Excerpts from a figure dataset
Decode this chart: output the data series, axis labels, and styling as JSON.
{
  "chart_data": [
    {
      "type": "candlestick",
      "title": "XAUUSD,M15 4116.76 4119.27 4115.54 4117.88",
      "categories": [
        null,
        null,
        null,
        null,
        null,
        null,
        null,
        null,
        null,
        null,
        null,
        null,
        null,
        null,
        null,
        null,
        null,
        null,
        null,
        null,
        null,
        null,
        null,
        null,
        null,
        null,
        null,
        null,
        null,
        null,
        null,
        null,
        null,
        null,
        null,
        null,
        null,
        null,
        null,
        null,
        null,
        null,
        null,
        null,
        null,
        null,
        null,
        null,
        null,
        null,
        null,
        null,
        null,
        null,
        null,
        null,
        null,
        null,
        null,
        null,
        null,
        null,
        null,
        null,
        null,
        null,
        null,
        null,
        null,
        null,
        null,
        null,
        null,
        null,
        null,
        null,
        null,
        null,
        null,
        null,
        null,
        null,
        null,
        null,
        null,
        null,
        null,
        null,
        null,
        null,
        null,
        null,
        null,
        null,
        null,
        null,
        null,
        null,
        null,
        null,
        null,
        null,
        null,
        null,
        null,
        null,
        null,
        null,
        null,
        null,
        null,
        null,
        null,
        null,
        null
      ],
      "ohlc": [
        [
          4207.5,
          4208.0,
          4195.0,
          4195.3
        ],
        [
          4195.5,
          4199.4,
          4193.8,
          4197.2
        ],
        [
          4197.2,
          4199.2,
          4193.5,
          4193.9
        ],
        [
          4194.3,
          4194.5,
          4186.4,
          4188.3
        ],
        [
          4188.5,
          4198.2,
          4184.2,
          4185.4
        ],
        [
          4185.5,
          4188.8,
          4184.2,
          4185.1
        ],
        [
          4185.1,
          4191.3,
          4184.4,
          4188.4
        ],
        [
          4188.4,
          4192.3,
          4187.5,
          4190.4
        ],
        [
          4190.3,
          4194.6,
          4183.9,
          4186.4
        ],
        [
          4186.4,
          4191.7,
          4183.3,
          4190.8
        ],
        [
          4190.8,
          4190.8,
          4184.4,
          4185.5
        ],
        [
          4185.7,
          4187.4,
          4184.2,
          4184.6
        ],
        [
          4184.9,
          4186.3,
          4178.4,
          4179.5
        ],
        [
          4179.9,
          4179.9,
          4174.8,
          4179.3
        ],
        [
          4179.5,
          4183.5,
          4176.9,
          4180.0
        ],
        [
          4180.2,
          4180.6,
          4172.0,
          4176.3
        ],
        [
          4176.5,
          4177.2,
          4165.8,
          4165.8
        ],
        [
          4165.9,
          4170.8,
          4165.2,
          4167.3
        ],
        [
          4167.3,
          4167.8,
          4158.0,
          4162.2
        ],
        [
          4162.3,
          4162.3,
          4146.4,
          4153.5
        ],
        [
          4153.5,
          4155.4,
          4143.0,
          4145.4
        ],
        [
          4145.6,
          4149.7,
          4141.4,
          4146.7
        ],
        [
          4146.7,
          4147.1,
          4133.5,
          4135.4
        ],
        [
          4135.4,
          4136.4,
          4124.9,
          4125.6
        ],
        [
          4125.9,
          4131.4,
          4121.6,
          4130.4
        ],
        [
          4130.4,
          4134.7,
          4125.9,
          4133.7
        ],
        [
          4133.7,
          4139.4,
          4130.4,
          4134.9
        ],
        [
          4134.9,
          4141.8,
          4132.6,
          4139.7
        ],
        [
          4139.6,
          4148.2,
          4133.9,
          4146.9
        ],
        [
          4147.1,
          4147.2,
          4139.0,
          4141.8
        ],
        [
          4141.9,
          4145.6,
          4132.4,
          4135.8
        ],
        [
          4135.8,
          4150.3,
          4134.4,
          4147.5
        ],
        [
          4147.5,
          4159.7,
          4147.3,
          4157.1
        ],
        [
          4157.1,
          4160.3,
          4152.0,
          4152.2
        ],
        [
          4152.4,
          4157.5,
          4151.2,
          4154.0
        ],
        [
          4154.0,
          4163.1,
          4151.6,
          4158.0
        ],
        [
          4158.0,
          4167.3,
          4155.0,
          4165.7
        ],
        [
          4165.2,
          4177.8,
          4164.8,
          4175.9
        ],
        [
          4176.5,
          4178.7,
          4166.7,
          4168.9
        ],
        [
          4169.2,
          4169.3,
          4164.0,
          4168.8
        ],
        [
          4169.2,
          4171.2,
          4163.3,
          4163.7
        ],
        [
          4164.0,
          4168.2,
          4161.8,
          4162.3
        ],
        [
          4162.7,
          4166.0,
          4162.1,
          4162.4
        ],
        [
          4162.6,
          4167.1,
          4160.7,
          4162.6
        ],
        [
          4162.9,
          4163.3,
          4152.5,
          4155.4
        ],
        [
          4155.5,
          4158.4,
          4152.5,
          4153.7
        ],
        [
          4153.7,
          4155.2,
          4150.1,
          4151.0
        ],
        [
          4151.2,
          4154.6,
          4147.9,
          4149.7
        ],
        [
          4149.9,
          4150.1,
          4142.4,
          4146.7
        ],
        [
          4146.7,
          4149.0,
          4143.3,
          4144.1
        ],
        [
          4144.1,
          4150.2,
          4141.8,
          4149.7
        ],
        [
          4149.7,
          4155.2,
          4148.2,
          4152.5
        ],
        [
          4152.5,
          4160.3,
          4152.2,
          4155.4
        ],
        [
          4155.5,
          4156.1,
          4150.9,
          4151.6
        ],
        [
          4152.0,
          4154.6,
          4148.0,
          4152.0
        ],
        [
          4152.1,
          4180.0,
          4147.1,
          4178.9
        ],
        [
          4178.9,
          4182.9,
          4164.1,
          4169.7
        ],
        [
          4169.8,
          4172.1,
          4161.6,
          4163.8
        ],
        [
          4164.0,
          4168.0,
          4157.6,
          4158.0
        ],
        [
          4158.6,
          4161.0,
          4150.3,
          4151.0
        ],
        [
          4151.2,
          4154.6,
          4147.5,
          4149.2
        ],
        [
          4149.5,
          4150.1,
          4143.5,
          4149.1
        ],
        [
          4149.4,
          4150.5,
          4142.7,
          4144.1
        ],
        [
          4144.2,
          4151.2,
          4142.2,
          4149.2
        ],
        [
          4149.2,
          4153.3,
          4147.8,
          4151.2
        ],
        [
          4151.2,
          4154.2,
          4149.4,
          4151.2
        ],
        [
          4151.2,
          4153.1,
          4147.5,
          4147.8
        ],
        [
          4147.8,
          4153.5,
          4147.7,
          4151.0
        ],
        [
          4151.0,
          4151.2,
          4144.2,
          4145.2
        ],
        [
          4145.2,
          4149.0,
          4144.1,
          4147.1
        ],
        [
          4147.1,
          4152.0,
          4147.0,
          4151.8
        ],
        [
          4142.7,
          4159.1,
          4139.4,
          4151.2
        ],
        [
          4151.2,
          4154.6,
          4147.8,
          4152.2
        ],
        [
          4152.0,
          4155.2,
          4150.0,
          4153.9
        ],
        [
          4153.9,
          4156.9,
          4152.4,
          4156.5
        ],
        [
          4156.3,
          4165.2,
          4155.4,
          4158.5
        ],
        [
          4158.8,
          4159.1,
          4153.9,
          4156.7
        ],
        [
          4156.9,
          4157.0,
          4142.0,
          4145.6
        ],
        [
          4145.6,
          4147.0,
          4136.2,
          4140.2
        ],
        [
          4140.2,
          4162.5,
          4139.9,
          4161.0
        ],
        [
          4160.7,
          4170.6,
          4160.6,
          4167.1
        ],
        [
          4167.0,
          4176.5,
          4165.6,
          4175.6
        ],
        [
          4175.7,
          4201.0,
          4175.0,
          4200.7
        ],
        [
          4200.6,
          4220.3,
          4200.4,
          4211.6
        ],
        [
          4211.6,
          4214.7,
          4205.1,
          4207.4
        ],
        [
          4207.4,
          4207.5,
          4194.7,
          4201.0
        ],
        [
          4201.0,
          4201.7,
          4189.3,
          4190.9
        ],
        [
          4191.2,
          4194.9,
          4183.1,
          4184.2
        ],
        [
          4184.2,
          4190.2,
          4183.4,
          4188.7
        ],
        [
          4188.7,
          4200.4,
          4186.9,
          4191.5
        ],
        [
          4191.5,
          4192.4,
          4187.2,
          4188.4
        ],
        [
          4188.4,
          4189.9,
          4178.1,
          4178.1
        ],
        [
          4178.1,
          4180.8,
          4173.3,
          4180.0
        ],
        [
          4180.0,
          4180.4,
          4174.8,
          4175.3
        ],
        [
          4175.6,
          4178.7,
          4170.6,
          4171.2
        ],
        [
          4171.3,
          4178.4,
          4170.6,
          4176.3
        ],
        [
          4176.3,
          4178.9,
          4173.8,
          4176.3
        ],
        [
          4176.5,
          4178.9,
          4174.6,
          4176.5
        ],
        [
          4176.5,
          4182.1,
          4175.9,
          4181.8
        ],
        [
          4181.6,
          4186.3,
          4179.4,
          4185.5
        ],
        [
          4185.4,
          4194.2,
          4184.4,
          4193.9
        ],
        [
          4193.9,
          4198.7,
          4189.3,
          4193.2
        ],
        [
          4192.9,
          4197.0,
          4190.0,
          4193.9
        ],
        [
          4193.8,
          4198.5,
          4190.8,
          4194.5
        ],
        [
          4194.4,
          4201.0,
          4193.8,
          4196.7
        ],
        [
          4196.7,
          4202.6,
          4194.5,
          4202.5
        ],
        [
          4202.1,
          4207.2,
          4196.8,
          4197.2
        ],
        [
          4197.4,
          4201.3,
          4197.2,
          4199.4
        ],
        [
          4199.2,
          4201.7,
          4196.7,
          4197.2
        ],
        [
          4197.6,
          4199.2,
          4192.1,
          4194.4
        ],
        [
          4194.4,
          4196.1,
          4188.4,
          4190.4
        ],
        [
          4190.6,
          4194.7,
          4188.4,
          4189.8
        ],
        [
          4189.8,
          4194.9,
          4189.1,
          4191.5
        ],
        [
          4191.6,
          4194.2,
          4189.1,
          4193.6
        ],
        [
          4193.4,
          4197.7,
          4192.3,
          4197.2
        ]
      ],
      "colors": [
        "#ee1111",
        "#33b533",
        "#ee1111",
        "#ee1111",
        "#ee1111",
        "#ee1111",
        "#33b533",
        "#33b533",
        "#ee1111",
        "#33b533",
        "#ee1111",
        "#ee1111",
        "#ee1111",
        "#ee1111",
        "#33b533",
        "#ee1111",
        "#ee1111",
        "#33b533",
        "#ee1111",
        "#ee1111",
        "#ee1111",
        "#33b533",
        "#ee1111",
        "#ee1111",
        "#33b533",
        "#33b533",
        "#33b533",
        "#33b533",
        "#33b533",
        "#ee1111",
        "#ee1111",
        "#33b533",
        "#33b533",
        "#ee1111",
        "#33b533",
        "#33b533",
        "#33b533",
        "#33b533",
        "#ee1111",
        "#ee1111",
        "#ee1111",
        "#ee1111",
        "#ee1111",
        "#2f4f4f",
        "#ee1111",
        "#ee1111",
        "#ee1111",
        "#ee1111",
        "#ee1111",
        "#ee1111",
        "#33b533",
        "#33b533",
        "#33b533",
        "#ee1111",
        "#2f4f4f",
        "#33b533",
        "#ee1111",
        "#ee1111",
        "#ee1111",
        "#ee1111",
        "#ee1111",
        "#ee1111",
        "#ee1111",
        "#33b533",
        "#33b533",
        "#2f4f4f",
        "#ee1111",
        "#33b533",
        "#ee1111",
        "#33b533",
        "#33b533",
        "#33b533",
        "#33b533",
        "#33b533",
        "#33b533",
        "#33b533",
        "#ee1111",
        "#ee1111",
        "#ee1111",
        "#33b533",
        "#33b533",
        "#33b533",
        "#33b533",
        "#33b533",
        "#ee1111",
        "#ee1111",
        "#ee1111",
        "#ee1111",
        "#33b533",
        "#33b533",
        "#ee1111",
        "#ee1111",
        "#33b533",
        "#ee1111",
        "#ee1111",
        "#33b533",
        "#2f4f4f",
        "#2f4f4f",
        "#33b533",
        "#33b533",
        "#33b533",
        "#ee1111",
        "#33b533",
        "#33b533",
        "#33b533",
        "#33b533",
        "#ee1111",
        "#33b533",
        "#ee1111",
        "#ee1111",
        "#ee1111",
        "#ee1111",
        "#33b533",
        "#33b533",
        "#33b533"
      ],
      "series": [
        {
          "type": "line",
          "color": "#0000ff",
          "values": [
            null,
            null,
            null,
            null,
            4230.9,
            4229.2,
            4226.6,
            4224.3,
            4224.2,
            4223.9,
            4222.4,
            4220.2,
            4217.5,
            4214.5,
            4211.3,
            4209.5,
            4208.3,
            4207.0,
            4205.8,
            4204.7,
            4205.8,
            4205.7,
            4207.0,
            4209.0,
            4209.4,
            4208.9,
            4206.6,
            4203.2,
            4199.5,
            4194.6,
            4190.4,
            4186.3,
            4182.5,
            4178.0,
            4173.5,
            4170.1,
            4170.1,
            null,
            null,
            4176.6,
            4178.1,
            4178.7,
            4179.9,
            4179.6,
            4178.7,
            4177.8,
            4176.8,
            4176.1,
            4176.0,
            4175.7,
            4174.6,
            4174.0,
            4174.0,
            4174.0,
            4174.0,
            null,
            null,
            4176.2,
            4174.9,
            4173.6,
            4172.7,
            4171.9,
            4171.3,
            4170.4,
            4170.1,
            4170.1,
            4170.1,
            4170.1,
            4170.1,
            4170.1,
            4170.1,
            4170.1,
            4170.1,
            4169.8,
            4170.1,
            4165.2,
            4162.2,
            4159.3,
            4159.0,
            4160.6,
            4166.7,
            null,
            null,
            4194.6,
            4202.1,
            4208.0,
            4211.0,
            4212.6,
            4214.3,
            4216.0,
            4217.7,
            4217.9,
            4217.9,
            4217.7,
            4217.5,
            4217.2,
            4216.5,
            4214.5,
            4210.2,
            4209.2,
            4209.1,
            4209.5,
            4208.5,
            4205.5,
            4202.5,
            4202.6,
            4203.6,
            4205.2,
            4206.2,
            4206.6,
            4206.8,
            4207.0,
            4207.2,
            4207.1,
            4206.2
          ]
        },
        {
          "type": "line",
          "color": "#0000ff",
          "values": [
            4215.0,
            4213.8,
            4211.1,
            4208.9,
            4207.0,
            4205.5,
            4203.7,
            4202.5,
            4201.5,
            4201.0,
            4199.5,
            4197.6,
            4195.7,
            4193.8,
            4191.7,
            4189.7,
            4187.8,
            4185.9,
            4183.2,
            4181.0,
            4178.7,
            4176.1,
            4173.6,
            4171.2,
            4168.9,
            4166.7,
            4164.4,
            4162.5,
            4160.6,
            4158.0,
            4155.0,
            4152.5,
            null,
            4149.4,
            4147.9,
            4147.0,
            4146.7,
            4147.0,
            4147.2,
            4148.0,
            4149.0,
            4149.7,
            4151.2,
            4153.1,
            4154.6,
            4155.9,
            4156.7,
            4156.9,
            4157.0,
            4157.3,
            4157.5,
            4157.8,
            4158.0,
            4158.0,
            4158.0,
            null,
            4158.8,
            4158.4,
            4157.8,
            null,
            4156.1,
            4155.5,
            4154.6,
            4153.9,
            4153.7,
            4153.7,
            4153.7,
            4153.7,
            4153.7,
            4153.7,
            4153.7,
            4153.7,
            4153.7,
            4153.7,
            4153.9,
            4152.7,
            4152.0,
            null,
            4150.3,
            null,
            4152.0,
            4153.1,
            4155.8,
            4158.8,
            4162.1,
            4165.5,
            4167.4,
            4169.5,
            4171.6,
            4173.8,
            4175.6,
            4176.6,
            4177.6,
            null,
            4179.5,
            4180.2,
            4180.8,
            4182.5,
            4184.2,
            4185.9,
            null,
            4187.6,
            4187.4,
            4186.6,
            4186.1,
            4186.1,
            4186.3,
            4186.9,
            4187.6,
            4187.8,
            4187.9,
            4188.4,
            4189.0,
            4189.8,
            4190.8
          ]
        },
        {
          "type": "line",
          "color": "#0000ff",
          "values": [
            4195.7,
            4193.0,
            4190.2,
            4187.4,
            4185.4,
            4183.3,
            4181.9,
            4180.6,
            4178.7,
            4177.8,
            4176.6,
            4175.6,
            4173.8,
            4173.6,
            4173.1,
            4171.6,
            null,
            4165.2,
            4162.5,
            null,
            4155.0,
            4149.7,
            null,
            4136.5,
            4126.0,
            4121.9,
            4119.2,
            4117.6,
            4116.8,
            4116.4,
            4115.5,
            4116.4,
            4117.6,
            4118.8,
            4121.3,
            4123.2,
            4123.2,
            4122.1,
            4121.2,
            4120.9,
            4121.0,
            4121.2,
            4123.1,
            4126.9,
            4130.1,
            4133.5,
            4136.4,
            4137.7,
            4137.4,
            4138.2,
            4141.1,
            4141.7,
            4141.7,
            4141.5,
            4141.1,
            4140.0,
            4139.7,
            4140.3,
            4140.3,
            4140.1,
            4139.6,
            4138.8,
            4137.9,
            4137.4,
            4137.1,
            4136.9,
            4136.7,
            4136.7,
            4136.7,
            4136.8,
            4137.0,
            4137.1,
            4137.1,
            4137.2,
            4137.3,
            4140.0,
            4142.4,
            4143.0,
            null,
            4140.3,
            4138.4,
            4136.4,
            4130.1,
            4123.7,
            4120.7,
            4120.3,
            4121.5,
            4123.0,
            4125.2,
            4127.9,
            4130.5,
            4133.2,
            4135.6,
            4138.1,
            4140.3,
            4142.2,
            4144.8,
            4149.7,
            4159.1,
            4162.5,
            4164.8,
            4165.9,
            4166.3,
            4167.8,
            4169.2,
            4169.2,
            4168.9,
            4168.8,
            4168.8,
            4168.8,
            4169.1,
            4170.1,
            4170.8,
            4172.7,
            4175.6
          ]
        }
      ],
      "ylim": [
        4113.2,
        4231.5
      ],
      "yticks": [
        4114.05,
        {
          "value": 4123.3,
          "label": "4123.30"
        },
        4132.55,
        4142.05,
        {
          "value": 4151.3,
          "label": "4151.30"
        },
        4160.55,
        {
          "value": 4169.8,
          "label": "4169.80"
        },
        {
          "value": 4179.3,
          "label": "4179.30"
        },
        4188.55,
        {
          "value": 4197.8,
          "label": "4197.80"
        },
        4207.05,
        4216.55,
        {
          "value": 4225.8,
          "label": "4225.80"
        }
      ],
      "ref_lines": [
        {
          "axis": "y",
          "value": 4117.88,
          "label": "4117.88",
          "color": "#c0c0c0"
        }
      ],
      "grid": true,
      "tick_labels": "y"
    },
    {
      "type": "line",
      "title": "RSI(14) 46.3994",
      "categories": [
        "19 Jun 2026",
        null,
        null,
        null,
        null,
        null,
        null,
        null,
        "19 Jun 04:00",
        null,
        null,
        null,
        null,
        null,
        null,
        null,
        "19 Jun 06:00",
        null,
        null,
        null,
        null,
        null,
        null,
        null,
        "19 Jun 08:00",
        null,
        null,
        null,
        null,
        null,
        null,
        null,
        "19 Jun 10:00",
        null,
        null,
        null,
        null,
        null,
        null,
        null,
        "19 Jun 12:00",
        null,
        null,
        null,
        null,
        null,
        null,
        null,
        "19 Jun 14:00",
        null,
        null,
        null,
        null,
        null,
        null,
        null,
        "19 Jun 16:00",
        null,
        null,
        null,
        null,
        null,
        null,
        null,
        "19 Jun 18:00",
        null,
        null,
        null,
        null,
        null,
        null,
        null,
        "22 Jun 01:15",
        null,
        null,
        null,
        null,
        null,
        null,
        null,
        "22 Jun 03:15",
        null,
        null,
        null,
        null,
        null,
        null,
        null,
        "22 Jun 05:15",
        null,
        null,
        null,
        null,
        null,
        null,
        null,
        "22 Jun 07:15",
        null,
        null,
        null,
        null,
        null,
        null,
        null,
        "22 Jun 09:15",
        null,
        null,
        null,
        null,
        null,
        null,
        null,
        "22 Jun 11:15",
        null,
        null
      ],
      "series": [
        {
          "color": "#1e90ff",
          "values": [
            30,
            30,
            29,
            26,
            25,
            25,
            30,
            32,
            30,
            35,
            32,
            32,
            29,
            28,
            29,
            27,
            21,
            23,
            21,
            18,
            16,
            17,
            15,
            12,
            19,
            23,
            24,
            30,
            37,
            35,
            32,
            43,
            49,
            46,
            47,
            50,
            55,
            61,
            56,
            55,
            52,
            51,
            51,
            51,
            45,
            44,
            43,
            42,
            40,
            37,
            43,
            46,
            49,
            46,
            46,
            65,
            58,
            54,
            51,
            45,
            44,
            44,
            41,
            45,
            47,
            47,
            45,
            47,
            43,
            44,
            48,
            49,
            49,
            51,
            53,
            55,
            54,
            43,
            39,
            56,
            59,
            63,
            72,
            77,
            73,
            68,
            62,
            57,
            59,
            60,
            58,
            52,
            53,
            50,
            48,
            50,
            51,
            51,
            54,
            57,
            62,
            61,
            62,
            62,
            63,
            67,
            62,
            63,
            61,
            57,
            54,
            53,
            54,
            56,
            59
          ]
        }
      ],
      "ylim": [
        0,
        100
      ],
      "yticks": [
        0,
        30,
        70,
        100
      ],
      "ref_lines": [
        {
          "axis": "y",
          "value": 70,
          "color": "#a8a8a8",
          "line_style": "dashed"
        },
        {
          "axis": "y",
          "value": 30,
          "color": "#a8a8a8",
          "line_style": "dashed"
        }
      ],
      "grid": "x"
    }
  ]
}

§ **Written instruction**:
Scan the entries above. Copy each line that has the string "title".

§ **Task solution**:
      "title": "XAUUSD,M15 4116.76 4119.27 4115.54 4117.88",
      "title": "RSI(14) 46.3994",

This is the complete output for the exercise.